_Task instructions:_ Filter these entries, keeping only lines that hold the word "Återbetalningstid".

(Records that describe figures)
.....
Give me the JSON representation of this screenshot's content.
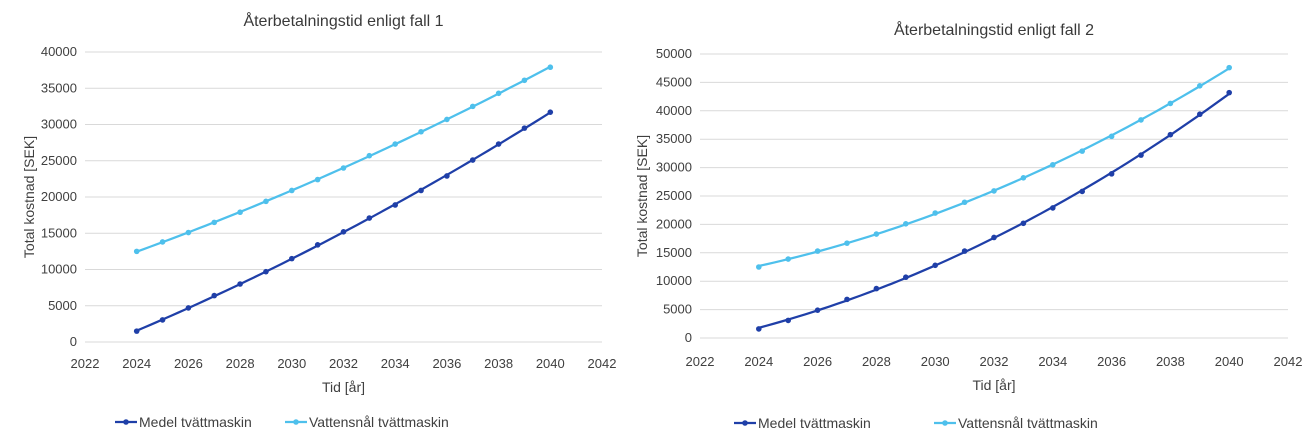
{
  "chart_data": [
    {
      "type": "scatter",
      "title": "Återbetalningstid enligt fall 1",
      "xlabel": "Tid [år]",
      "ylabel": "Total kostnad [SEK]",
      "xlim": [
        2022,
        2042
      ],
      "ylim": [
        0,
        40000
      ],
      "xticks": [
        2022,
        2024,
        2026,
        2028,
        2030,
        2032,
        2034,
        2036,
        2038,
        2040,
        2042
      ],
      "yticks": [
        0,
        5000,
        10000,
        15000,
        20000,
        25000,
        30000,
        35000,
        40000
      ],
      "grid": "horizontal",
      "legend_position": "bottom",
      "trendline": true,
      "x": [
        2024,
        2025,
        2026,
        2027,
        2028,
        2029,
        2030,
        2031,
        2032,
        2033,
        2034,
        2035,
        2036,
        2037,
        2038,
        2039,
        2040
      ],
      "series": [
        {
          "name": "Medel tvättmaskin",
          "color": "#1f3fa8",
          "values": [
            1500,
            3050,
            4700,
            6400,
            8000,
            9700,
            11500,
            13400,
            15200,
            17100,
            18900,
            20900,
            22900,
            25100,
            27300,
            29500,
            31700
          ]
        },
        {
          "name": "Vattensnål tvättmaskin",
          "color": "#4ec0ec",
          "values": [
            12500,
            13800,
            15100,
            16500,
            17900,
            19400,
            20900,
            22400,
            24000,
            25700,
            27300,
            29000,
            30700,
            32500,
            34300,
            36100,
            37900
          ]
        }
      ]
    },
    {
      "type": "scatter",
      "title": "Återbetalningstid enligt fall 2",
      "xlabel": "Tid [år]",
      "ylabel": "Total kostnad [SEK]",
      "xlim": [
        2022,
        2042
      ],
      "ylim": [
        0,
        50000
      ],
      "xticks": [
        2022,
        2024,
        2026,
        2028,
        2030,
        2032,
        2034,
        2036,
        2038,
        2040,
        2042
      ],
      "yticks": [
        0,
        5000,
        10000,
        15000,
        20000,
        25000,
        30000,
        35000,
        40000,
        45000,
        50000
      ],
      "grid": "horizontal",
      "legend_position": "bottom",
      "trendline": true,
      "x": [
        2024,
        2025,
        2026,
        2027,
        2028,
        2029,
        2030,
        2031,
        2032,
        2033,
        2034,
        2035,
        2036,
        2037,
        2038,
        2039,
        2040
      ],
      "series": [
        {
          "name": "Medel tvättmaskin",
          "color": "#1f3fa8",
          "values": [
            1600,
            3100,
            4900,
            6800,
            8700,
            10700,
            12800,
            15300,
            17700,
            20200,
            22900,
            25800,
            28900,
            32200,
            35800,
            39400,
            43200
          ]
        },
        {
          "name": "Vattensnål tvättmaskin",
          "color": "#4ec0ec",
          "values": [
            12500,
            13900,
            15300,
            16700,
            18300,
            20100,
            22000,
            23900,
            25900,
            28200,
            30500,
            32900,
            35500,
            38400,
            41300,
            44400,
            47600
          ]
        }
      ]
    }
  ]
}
.....
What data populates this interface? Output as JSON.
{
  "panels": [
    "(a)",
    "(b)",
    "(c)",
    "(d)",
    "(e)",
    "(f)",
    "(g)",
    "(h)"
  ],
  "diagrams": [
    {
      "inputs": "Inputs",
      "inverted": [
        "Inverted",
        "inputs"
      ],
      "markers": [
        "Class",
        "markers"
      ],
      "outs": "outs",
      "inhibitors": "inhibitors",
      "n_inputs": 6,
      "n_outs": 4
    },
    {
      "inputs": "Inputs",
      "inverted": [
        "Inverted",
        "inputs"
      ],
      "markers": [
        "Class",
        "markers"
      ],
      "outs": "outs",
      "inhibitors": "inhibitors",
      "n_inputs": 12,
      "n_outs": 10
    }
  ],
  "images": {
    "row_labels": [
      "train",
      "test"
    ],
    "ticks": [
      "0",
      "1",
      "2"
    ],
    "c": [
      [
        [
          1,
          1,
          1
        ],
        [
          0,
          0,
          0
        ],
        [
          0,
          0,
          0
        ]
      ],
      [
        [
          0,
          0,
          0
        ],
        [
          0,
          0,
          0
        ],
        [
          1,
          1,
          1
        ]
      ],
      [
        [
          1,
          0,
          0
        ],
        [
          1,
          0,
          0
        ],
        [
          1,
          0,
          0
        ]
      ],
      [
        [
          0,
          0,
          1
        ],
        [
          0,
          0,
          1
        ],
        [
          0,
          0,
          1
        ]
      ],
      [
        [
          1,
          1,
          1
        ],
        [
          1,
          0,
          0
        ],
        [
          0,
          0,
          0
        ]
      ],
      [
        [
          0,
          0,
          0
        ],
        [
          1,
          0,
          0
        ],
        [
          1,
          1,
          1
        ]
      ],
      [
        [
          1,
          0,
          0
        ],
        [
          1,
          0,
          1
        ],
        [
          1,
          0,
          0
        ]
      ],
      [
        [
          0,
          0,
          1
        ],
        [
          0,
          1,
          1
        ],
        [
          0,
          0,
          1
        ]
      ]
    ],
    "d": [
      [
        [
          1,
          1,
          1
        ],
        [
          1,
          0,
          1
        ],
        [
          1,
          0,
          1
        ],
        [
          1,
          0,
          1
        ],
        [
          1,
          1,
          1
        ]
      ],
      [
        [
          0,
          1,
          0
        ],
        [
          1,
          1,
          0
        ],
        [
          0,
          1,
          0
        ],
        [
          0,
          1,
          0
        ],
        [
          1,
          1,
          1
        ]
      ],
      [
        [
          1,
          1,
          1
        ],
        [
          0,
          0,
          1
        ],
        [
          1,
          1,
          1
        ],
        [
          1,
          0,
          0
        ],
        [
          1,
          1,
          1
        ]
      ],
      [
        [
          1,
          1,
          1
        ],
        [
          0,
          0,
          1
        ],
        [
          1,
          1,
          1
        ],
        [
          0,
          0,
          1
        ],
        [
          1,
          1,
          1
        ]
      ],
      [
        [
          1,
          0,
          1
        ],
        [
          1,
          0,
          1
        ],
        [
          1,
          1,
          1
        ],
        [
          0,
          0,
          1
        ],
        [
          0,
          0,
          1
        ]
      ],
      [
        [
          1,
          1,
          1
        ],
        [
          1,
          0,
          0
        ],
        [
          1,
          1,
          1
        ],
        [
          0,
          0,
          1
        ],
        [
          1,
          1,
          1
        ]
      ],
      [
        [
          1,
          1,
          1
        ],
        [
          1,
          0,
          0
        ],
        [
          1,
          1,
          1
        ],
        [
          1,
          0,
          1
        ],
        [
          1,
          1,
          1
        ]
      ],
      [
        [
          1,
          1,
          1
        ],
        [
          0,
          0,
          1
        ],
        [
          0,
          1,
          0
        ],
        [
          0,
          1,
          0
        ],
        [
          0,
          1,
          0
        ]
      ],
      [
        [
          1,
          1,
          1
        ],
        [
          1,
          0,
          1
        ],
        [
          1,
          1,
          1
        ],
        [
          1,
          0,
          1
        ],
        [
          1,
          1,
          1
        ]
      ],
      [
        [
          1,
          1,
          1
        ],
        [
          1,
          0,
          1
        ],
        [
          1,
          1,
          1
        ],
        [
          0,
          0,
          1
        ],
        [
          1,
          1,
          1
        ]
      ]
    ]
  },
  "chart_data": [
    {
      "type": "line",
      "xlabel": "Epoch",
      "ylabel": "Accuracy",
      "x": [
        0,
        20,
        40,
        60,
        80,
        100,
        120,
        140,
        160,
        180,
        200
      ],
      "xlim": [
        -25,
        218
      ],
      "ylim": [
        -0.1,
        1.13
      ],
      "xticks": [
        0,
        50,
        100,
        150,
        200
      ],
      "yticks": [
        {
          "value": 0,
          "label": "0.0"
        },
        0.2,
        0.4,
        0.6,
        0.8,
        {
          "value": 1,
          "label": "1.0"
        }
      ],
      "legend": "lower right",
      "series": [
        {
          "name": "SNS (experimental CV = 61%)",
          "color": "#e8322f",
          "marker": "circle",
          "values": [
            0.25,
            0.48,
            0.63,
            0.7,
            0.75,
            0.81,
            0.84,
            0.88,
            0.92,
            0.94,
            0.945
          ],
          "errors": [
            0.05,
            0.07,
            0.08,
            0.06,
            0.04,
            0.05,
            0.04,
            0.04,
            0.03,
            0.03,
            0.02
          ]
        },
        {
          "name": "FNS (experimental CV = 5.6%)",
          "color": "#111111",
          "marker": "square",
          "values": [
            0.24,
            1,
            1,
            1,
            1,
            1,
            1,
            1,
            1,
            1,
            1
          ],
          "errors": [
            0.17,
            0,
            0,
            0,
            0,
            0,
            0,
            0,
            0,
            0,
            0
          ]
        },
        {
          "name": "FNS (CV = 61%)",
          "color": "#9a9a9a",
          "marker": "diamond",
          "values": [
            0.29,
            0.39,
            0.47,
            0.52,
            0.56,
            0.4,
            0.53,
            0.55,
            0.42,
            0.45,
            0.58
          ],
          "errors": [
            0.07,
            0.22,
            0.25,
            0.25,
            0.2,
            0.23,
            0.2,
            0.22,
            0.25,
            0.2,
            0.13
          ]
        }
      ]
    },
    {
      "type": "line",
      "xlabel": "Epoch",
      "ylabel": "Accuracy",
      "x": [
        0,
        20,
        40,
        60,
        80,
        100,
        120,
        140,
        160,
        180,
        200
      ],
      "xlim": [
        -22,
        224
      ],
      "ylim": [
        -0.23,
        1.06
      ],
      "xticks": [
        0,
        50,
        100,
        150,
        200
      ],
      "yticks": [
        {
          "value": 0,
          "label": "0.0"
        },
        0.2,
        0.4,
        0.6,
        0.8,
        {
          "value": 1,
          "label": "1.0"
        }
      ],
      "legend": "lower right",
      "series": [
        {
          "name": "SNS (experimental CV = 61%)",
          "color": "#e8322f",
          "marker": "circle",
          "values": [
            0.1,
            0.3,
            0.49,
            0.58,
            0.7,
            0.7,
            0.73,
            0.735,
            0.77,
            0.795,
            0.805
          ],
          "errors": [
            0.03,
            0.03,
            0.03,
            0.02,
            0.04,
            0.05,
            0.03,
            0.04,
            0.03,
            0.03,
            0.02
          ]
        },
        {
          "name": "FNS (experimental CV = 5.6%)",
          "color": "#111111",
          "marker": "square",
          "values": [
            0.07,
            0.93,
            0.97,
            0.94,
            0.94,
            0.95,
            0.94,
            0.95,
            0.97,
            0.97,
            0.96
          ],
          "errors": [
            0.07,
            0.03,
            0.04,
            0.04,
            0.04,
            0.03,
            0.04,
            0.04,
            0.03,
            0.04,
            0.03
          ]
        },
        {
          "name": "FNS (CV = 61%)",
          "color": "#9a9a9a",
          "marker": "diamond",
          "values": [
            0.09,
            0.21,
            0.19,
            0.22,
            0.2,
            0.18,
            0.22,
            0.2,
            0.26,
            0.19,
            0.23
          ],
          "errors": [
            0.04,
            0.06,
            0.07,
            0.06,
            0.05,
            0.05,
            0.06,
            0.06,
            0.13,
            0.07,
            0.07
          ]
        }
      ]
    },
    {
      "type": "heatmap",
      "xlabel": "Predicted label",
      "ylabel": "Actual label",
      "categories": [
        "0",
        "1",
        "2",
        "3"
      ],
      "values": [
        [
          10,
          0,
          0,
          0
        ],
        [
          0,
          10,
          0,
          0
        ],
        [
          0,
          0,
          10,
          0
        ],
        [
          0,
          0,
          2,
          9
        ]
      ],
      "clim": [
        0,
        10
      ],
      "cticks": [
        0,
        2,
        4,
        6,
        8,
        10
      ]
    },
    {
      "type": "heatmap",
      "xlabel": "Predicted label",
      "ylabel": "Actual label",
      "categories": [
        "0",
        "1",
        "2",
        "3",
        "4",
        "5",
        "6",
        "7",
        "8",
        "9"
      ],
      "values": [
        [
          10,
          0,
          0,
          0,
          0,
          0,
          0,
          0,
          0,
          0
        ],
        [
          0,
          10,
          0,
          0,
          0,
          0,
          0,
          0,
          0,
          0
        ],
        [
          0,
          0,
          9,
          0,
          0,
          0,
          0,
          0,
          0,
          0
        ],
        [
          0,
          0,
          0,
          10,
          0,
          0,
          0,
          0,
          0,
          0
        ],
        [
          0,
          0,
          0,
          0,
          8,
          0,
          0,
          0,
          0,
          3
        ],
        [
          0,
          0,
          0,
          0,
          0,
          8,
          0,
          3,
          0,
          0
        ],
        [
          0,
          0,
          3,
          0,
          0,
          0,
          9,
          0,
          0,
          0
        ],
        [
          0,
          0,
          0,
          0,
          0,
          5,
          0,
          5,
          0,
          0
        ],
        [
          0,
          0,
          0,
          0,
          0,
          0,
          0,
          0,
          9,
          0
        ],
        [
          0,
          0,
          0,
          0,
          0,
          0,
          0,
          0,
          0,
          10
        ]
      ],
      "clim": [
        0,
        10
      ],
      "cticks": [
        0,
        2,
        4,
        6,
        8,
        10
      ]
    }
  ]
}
.....
_Response:_
      "title": "Återbetalningstid enligt fall 1",
      "title": "Återbetalningstid enligt fall 2",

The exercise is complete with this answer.